REQUEST.
Sift the listing for lines that hold the string "title" and pull them out.

Stored data:
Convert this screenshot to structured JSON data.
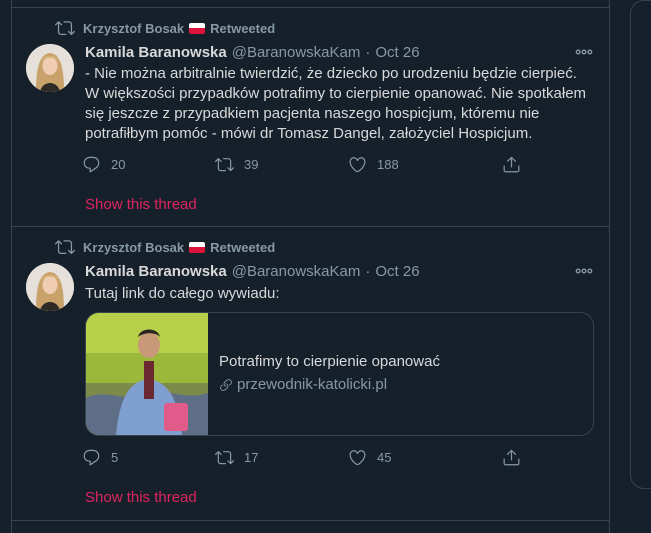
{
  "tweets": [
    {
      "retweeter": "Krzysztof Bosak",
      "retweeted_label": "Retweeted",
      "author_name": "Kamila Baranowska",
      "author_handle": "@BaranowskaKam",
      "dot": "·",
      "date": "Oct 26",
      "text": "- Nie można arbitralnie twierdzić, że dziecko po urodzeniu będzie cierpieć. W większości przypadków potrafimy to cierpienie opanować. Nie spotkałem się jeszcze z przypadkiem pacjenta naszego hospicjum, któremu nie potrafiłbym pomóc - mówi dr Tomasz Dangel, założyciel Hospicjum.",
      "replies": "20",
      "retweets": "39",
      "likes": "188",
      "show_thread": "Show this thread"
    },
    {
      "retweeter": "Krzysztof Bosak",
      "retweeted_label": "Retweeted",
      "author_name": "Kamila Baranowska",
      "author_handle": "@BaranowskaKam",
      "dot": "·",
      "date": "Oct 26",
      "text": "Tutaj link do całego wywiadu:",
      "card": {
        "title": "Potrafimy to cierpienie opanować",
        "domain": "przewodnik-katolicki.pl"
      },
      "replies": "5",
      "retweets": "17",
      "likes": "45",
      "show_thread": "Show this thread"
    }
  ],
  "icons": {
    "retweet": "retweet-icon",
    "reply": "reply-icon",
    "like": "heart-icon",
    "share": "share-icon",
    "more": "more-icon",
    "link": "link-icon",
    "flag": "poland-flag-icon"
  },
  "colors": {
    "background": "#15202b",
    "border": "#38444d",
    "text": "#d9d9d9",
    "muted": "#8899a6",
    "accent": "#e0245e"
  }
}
--
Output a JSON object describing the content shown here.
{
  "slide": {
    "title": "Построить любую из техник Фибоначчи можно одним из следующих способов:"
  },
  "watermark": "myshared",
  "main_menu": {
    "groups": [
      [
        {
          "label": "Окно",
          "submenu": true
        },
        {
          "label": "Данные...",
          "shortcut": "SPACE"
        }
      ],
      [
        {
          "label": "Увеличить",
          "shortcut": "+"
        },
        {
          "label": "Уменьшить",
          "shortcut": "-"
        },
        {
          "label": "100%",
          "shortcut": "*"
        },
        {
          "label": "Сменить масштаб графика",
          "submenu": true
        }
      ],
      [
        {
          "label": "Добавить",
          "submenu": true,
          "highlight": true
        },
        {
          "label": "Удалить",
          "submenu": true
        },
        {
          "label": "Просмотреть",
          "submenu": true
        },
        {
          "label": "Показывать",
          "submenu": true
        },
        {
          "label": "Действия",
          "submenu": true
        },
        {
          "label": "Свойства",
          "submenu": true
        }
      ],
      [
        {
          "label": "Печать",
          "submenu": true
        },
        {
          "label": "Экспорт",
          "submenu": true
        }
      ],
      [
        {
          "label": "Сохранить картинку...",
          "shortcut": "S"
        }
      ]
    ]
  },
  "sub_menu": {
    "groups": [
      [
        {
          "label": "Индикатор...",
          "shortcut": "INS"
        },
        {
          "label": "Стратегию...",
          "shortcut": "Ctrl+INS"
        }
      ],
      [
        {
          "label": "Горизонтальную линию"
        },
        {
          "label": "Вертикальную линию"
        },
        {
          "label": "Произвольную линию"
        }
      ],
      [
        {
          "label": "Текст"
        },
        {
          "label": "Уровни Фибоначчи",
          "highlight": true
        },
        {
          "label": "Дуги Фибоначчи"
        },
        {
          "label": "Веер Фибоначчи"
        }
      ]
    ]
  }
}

FULL SOLUTION.
        "title": "Potrafimy to cierpienie opanować",
    "title": "Построить любую из техник Фибоначчи можно одним из следующих способов:"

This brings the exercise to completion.